Exercise objective: Repeat the records below exactly as they appear.

(Dataset rows)
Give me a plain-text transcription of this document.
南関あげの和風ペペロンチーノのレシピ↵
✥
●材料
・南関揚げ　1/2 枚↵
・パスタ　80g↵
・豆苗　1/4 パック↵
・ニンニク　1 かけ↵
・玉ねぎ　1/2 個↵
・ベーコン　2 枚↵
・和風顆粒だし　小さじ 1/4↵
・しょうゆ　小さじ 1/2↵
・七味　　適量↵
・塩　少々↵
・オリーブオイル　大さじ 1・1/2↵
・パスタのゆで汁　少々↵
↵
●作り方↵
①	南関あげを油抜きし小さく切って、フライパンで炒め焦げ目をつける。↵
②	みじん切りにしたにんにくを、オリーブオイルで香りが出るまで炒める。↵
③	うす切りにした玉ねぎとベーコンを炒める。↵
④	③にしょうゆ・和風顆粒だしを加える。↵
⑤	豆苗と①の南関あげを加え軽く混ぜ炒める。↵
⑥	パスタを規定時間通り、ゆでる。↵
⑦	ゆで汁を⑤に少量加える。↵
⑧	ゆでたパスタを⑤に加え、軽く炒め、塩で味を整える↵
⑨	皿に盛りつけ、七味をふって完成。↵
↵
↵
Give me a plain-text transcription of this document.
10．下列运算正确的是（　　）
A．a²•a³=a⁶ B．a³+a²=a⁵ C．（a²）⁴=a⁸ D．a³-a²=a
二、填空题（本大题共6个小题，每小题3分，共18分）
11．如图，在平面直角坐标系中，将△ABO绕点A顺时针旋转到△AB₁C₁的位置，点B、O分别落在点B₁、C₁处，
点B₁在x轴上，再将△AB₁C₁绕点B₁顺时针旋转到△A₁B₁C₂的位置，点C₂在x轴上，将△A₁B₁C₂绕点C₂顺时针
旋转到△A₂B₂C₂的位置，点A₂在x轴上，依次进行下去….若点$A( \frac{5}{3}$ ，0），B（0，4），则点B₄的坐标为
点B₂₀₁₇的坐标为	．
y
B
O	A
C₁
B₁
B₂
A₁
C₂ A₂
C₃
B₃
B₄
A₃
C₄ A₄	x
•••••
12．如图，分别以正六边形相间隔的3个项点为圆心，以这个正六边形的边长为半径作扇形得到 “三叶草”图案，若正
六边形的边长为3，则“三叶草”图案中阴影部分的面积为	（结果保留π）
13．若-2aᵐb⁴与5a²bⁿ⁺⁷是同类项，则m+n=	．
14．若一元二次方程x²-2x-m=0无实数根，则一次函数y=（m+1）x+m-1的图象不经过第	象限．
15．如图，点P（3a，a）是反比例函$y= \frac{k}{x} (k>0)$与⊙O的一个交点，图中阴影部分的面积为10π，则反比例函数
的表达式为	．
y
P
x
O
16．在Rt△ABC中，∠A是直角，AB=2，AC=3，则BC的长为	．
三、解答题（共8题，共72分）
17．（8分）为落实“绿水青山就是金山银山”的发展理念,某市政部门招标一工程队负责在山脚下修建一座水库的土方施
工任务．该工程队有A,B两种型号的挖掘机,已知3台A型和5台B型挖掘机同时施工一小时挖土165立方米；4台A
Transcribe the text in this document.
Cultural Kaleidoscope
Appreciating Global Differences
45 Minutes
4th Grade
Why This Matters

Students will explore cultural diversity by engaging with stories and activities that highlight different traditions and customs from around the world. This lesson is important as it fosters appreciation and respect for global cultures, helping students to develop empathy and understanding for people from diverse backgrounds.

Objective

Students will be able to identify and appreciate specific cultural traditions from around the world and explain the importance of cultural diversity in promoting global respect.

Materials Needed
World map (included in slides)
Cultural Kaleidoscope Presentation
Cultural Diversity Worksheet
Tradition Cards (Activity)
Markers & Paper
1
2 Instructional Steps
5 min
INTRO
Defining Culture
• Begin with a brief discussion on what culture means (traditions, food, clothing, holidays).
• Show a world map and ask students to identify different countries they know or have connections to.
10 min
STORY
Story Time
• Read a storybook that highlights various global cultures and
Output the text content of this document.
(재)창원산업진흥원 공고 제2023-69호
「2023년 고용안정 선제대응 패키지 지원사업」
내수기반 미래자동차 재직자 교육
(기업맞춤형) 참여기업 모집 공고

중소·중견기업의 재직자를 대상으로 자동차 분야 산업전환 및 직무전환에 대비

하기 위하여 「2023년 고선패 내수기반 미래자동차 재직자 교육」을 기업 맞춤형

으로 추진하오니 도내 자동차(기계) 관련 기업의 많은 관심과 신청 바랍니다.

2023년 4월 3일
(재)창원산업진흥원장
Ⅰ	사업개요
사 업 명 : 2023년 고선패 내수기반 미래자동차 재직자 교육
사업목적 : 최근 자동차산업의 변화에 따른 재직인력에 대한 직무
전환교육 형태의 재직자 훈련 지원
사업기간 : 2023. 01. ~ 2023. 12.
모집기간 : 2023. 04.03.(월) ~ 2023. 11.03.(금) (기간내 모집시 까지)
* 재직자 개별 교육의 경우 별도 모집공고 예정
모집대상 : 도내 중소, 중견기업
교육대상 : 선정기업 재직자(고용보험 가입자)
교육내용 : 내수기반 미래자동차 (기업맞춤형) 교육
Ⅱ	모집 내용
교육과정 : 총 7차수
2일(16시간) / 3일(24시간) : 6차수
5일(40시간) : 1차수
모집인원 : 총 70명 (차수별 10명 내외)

Reply:
Give me a plain-text transcription of this document.
南関あげの和風ペペロンチーノのレシピ↵
✥
●材料
・南関揚げ　1/2 枚↵
・パスタ　80g↵
・豆苗　1/4 パック↵
・ニンニク　1 かけ↵
・玉ねぎ　1/2 個↵
・ベーコン　2 枚↵
・和風顆粒だし　小さじ 1/4↵
・しょうゆ　小さじ 1/2↵
・七味　　適量↵
・塩　少々↵
・オリーブオイル　大さじ 1・1/2↵
・パスタのゆで汁　少々↵
↵
●作り方↵
①	南関あげを油抜きし小さく切って、フライパンで炒め焦げ目をつける。↵
②	みじん切りにしたにんにくを、オリーブオイルで香りが出るまで炒める。↵
③	うす切りにした玉ねぎとベーコンを炒める。↵
④	③にしょうゆ・和風顆粒だしを加える。↵
⑤	豆苗と①の南関あげを加え軽く混ぜ炒める。↵
⑥	パスタを規定時間通り、ゆでる。↵
⑦	ゆで汁を⑤に少量加える。↵
⑧	ゆでたパスタを⑤に加え、軽く炒め、塩で味を整える↵
⑨	皿に盛りつけ、七味をふって完成。↵
↵
↵
Give me a plain-text transcription of this document.
10．下列运算正确的是（　　）
A．a²•a³=a⁶ B．a³+a²=a⁵ C．（a²）⁴=a⁸ D．a³-a²=a
二、填空题（本大题共6个小题，每小题3分，共18分）
11．如图，在平面直角坐标系中，将△ABO绕点A顺时针旋转到△AB₁C₁的位置，点B、O分别落在点B₁、C₁处，
点B₁在x轴上，再将△AB₁C₁绕点B₁顺时针旋转到△A₁B₁C₂的位置，点C₂在x轴上，将△A₁B₁C₂绕点C₂顺时针
旋转到△A₂B₂C₂的位置，点A₂在x轴上，依次进行下去….若点$A( \frac{5}{3}$ ，0），B（0，4），则点B₄的坐标为
点B₂₀₁₇的坐标为	．
y
B
O	A
C₁
B₁
B₂
A₁
C₂ A₂
C₃
B₃
B₄
A₃
C₄ A₄	x
•••••
12．如图，分别以正六边形相间隔的3个项点为圆心，以这个正六边形的边长为半径作扇形得到 “三叶草”图案，若正
六边形的边长为3，则“三叶草”图案中阴影部分的面积为	（结果保留π）
13．若-2aᵐb⁴与5a²bⁿ⁺⁷是同类项，则m+n=	．
14．若一元二次方程x²-2x-m=0无实数根，则一次函数y=（m+1）x+m-1的图象不经过第	象限．
15．如图，点P（3a，a）是反比例函$y= \frac{k}{x} (k>0)$与⊙O的一个交点，图中阴影部分的面积为10π，则反比例函数
的表达式为	．
y
P
x
O
16．在Rt△ABC中，∠A是直角，AB=2，AC=3，则BC的长为	．
三、解答题（共8题，共72分）
17．（8分）为落实“绿水青山就是金山银山”的发展理念,某市政部门招标一工程队负责在山脚下修建一座水库的土方施
工任务．该工程队有A,B两种型号的挖掘机,已知3台A型和5台B型挖掘机同时施工一小时挖土165立方米；4台A
Transcribe the text in this document.
Cultural Kaleidoscope
Appreciating Global Differences
45 Minutes
4th Grade
Why This Matters

Students will explore cultural diversity by engaging with stories and activities that highlight different traditions and customs from around the world. This lesson is important as it fosters appreciation and respect for global cultures, helping students to develop empathy and understanding for people from diverse backgrounds.

Objective

Students will be able to identify and appreciate specific cultural traditions from around the world and explain the importance of cultural diversity in promoting global respect.

Materials Needed
World map (included in slides)
Cultural Kaleidoscope Presentation
Cultural Diversity Worksheet
Tradition Cards (Activity)
Markers & Paper
1
2 Instructional Steps
5 min
INTRO
Defining Culture
• Begin with a brief discussion on what culture means (traditions, food, clothing, holidays).
• Show a world map and ask students to identify different countries they know or have connections to.
10 min
STORY
Story Time
• Read a storybook that highlights various global cultures and
Output the text content of this document.
(재)창원산업진흥원 공고 제2023-69호
「2023년 고용안정 선제대응 패키지 지원사업」
내수기반 미래자동차 재직자 교육
(기업맞춤형) 참여기업 모집 공고

중소·중견기업의 재직자를 대상으로 자동차 분야 산업전환 및 직무전환에 대비

하기 위하여 「2023년 고선패 내수기반 미래자동차 재직자 교육」을 기업 맞춤형

으로 추진하오니 도내 자동차(기계) 관련 기업의 많은 관심과 신청 바랍니다.

2023년 4월 3일
(재)창원산업진흥원장
Ⅰ	사업개요
사 업 명 : 2023년 고선패 내수기반 미래자동차 재직자 교육
사업목적 : 최근 자동차산업의 변화에 따른 재직인력에 대한 직무
전환교육 형태의 재직자 훈련 지원
사업기간 : 2023. 01. ~ 2023. 12.
모집기간 : 2023. 04.03.(월) ~ 2023. 11.03.(금) (기간내 모집시 까지)
* 재직자 개별 교육의 경우 별도 모집공고 예정
모집대상 : 도내 중소, 중견기업
교육대상 : 선정기업 재직자(고용보험 가입자)
교육내용 : 내수기반 미래자동차 (기업맞춤형) 교육
Ⅱ	모집 내용
교육과정 : 총 7차수
2일(16시간) / 3일(24시간) : 6차수
5일(40시간) : 1차수
모집인원 : 총 70명 (차수별 10명 내외)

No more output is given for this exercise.